What the exercise asks: Reproduce all the entries precisely.

Available data:
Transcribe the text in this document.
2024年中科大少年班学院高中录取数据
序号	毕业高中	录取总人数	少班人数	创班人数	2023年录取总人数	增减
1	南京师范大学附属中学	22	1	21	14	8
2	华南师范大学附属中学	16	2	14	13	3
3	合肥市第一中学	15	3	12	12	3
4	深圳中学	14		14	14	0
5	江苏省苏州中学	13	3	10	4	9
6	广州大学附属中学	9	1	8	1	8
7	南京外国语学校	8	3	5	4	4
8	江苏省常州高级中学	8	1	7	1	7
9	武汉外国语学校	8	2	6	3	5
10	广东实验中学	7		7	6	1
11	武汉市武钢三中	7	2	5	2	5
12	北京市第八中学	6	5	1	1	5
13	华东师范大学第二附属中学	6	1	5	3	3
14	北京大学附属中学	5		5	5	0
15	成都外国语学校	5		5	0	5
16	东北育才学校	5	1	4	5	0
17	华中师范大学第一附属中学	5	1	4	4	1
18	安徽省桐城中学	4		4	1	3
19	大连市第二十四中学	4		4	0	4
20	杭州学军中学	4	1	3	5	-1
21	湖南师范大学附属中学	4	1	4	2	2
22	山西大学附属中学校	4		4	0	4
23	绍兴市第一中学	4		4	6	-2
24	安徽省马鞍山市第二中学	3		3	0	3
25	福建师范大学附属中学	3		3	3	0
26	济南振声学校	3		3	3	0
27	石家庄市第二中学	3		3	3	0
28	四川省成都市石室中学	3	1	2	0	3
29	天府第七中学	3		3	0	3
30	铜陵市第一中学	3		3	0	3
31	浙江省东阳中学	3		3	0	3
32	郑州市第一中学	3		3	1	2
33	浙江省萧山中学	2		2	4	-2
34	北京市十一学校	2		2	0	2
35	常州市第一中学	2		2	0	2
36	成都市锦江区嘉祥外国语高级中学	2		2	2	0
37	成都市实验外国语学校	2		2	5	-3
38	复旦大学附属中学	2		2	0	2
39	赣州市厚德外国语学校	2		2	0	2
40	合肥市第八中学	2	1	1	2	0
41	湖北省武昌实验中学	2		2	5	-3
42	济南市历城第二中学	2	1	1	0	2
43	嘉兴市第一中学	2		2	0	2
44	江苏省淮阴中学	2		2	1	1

Response below:
Transcribe the text in this document.
2024年中科大少年班学院高中录取数据
序号	毕业高中	录取总人数	少班人数	创班人数	2023年录取总人数	增减
1	南京师范大学附属中学	22	1	21	14	8
2	华南师范大学附属中学	16	2	14	13	3
3	合肥市第一中学	15	3	12	12	3
4	深圳中学	14		14	14	0
5	江苏省苏州中学	13	3	10	4	9
6	广州大学附属中学	9	1	8	1	8
7	南京外国语学校	8	3	5	4	4
8	江苏省常州高级中学	8	1	7	1	7
9	武汉外国语学校	8	2	6	3	5
10	广东实验中学	7		7	6	1
11	武汉市武钢三中	7	2	5	2	5
12	北京市第八中学	6	5	1	1	5
13	华东师范大学第二附属中学	6	1	5	3	3
14	北京大学附属中学	5		5	5	0
15	成都外国语学校	5		5	0	5
16	东北育才学校	5	1	4	5	0
17	华中师范大学第一附属中学	5	1	4	4	1
18	安徽省桐城中学	4		4	1	3
19	大连市第二十四中学	4		4	0	4
20	杭州学军中学	4	1	3	5	-1
21	湖南师范大学附属中学	4	1	4	2	2
22	山西大学附属中学校	4		4	0	4
23	绍兴市第一中学	4		4	6	-2
24	安徽省马鞍山市第二中学	3		3	0	3
25	福建师范大学附属中学	3		3	3	0
26	济南振声学校	3		3	3	0
27	石家庄市第二中学	3		3	3	0
28	四川省成都市石室中学	3	1	2	0	3
29	天府第七中学	3		3	0	3
30	铜陵市第一中学	3		3	0	3
31	浙江省东阳中学	3		3	0	3
32	郑州市第一中学	3		3	1	2
33	浙江省萧山中学	2		2	4	-2
34	北京市十一学校	2		2	0	2
35	常州市第一中学	2		2	0	2
36	成都市锦江区嘉祥外国语高级中学	2		2	2	0
37	成都市实验外国语学校	2		2	5	-3
38	复旦大学附属中学	2		2	0	2
39	赣州市厚德外国语学校	2		2	0	2
40	合肥市第八中学	2	1	1	2	0
41	湖北省武昌实验中学	2		2	5	-3
42	济南市历城第二中学	2	1	1	0	2
43	嘉兴市第一中学	2		2	0	2
44	江苏省淮阴中学	2		2	1	1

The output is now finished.